(begin)
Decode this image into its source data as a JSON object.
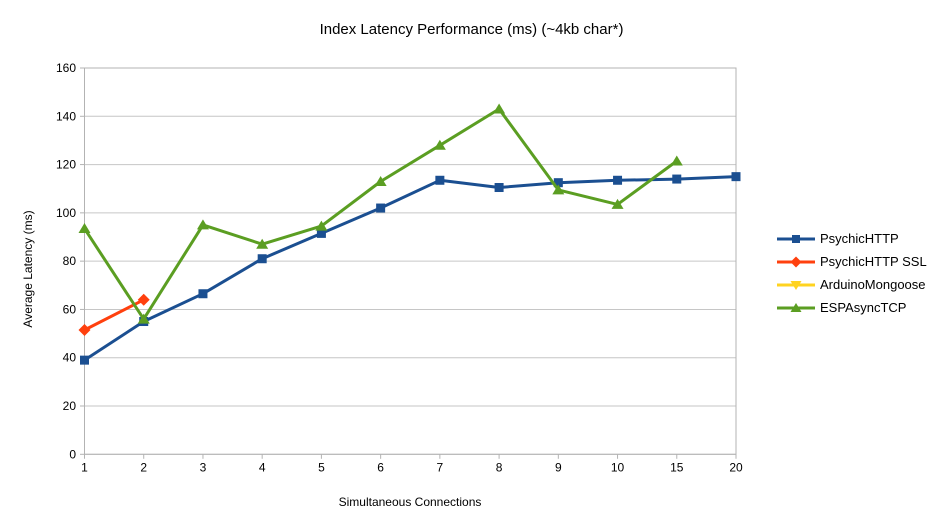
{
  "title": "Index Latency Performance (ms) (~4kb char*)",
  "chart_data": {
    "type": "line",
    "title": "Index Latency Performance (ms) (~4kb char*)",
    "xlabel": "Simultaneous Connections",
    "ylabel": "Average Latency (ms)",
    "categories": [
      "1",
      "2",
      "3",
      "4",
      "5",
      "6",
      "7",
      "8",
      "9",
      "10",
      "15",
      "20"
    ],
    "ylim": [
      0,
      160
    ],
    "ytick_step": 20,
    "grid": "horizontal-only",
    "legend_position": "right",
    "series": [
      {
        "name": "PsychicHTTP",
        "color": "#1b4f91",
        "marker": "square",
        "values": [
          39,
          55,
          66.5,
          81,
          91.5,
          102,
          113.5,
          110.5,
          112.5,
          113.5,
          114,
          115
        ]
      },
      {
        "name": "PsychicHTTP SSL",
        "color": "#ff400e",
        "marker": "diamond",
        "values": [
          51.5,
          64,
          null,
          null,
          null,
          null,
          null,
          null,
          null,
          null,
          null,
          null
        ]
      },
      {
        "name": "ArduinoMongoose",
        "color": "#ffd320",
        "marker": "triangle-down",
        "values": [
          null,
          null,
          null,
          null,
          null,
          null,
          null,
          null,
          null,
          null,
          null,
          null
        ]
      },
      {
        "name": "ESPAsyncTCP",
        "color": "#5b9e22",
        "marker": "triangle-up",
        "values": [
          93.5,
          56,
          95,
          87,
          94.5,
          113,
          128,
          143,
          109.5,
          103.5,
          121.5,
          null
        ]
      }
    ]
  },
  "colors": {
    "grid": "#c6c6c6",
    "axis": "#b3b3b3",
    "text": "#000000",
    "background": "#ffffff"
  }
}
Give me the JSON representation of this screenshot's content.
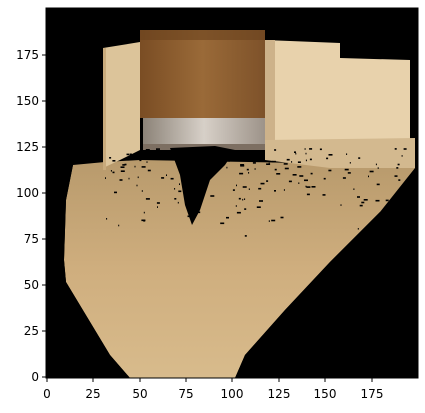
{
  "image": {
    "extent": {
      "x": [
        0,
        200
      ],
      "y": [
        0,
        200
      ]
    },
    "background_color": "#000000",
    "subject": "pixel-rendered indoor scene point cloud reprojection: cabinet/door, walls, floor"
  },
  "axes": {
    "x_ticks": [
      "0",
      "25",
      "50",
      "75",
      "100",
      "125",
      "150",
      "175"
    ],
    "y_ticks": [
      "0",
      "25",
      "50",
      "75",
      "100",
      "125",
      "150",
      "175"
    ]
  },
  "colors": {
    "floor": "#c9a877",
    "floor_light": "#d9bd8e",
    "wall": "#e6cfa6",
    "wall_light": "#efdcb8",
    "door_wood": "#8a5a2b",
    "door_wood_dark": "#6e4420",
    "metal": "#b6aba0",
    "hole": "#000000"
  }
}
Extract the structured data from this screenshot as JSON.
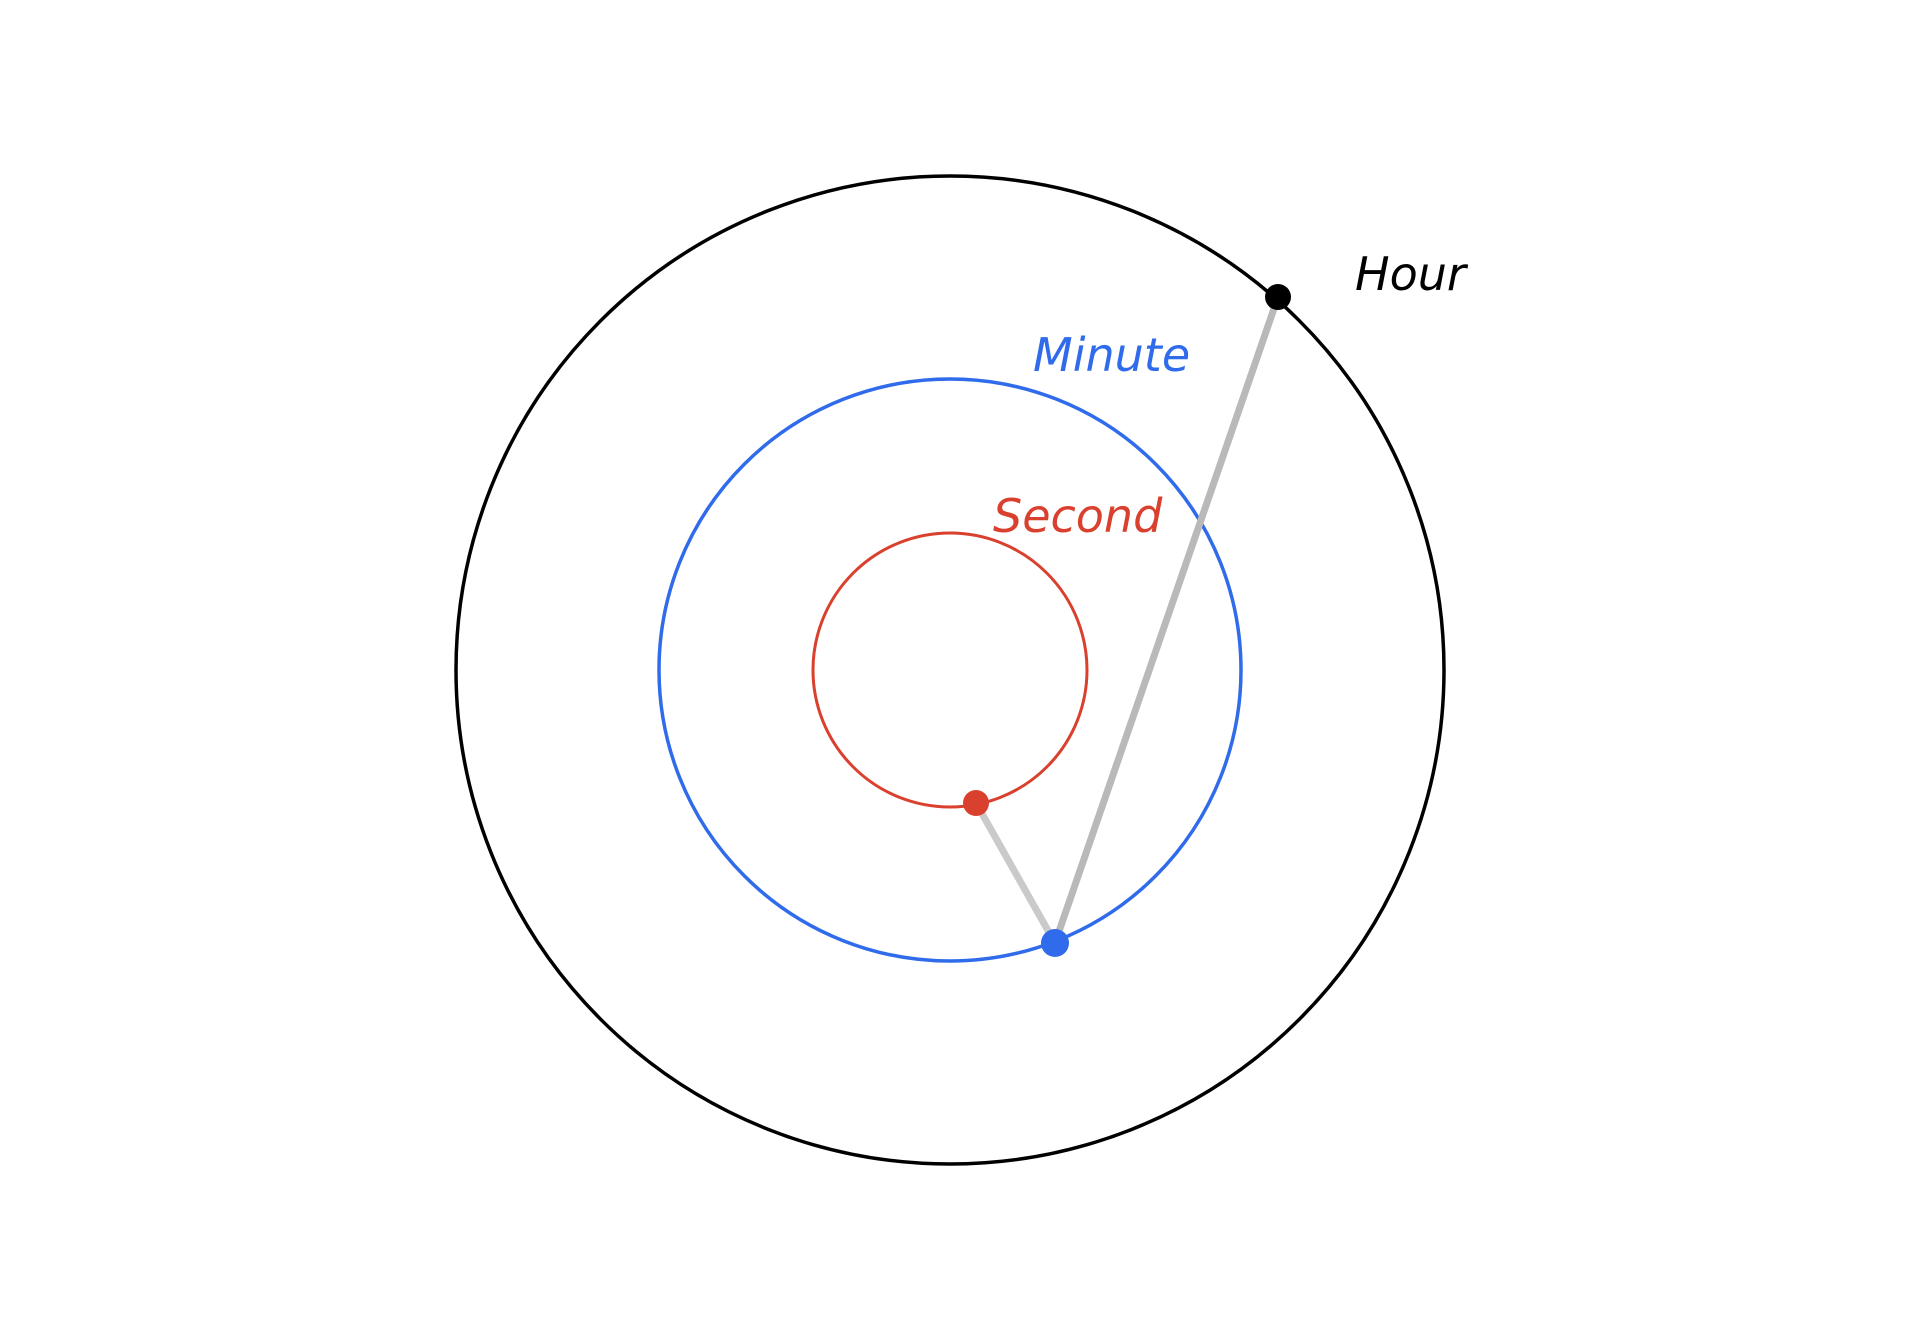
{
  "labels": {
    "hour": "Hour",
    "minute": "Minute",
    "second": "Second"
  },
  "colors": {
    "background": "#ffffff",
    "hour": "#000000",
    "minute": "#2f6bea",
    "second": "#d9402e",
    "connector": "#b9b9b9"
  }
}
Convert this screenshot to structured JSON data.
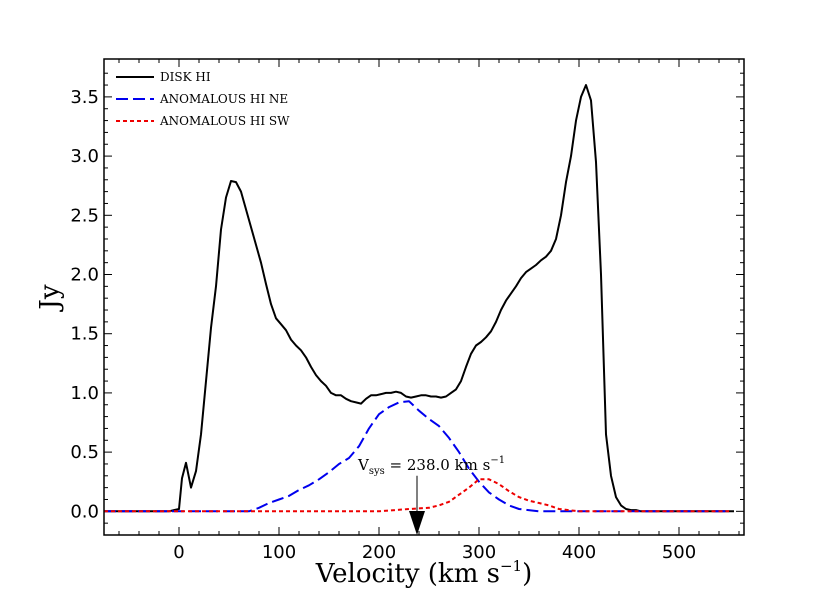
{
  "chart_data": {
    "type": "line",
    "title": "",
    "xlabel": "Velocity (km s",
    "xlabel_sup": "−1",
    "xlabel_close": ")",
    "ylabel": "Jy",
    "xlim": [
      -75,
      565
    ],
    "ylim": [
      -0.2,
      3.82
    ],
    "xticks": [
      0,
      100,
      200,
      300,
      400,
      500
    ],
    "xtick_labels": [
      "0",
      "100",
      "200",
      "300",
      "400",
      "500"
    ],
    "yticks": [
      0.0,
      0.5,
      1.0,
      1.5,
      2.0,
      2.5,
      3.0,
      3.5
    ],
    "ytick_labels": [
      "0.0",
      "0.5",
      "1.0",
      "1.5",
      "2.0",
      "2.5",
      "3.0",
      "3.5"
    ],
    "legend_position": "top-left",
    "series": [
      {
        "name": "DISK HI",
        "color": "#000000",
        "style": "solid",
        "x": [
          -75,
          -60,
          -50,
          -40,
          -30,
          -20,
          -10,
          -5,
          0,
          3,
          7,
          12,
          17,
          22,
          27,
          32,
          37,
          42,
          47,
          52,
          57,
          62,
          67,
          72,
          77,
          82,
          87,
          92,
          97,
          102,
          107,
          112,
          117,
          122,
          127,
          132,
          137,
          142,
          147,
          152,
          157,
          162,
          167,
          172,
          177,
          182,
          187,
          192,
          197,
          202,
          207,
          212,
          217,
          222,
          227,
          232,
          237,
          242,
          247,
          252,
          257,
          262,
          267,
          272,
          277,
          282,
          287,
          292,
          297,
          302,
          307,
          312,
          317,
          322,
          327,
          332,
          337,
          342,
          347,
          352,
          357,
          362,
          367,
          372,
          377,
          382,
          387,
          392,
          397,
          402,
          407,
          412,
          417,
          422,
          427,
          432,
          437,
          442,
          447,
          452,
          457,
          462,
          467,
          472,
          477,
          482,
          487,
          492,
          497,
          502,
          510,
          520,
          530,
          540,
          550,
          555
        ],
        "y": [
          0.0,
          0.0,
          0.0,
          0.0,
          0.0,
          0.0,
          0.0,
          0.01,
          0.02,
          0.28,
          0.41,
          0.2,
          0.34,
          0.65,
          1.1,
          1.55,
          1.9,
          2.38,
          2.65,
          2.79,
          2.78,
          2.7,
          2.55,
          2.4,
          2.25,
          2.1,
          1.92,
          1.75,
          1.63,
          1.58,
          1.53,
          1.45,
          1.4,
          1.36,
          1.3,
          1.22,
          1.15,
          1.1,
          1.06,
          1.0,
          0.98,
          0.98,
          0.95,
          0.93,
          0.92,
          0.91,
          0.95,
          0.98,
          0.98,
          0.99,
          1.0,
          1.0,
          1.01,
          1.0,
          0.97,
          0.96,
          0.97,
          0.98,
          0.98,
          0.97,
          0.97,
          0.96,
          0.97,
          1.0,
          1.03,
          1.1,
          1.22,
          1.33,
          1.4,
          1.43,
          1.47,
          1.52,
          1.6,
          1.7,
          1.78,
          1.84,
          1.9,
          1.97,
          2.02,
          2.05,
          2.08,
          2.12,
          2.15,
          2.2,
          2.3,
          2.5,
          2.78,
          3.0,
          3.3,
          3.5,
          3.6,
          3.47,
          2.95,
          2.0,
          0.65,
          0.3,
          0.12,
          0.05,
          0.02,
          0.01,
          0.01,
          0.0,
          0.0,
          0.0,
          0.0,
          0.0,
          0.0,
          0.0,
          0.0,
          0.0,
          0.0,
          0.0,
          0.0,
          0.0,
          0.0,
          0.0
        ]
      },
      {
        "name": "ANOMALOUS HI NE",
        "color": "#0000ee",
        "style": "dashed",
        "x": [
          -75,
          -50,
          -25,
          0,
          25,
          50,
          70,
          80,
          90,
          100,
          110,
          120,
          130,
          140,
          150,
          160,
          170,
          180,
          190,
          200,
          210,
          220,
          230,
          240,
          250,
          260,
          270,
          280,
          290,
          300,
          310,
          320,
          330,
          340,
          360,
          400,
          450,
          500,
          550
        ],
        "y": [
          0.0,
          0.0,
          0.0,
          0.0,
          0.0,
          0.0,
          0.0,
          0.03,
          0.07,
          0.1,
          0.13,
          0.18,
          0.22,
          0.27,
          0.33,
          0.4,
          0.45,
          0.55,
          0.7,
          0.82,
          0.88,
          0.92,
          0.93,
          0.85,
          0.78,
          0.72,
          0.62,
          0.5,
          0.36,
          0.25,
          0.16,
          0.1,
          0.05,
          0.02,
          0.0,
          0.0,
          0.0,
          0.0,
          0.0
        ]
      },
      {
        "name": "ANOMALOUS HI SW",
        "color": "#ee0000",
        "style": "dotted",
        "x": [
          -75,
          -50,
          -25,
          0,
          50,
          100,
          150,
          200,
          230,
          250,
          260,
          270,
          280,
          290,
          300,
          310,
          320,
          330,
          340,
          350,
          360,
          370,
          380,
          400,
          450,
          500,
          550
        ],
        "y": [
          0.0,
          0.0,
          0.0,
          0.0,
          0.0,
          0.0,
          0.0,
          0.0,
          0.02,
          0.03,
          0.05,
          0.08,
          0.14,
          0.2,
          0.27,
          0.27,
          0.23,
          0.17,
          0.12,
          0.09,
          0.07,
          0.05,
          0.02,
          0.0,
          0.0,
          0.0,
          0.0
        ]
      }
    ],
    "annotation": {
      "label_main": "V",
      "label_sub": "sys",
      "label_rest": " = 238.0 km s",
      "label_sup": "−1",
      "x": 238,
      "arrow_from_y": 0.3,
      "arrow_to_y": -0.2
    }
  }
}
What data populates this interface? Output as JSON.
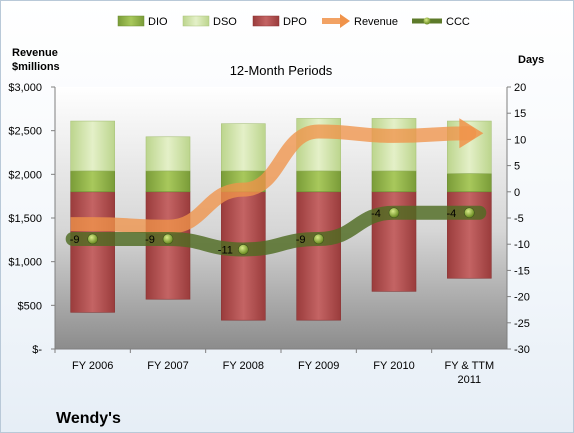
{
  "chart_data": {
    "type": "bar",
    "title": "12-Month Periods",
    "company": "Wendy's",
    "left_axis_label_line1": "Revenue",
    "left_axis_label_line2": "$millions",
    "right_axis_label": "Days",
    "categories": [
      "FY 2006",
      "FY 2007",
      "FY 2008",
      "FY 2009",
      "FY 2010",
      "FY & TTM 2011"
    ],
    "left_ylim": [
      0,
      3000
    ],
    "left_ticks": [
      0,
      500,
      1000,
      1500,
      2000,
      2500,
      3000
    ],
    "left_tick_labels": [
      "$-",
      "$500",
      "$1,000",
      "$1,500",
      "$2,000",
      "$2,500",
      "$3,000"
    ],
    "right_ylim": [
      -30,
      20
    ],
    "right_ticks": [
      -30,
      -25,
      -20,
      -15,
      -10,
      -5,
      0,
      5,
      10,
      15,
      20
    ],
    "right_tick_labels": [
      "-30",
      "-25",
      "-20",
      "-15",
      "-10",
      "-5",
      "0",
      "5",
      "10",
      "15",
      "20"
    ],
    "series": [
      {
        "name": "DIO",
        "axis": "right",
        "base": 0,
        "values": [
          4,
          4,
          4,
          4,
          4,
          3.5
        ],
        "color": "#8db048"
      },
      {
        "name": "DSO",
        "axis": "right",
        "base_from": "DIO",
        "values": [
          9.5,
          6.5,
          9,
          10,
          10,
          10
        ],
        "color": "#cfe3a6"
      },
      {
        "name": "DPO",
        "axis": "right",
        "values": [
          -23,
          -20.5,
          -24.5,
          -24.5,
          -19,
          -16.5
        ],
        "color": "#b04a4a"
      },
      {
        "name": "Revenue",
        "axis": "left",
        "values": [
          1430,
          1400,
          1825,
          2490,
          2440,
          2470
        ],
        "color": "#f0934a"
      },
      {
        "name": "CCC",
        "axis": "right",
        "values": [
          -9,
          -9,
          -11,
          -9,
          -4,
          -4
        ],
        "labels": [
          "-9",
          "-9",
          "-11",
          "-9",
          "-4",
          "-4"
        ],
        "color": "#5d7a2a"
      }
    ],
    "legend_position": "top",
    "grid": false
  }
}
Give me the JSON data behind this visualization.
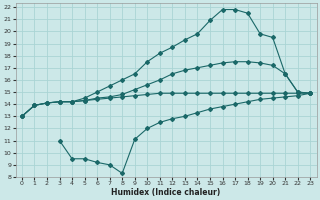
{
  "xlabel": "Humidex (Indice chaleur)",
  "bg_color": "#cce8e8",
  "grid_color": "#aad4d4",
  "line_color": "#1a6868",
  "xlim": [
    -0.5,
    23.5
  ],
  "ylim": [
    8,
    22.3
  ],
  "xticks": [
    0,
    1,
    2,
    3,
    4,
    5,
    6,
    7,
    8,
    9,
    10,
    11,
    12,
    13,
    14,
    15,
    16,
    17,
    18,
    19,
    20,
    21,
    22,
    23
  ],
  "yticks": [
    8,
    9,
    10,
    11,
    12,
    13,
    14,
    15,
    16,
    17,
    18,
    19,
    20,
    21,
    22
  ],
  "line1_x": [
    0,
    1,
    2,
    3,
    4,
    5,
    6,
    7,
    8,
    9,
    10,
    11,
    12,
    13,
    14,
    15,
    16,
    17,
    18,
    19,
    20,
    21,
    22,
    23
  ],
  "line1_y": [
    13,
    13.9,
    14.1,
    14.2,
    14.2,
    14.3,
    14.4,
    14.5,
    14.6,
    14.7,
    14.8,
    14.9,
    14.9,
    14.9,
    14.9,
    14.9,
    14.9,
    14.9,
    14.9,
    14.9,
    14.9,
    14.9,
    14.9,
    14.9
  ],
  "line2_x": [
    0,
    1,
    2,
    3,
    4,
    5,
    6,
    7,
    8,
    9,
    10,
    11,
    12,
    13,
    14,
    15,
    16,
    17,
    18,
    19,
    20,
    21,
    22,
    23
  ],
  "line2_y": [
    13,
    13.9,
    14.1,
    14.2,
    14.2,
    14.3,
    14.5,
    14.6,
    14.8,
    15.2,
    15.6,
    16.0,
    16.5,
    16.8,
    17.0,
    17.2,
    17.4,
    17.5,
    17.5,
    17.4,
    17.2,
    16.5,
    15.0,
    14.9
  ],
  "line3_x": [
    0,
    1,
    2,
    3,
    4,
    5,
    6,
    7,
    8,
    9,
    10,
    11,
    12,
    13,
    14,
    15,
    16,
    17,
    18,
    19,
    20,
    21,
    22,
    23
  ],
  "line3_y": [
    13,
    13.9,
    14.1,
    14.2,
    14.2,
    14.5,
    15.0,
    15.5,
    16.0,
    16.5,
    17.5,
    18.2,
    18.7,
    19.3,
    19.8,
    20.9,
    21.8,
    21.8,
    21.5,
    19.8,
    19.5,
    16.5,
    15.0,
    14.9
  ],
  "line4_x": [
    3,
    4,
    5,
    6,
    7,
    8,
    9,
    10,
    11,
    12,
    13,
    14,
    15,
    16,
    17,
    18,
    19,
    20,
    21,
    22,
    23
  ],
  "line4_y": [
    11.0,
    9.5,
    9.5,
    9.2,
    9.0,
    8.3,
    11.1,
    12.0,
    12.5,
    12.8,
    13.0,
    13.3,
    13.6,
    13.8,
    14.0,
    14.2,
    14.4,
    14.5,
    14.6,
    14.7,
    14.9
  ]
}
(end)
■ Set problem: Say how many lines above contain the string "PsychicHTTP". Answer with the number only.

■ Expected answer: 2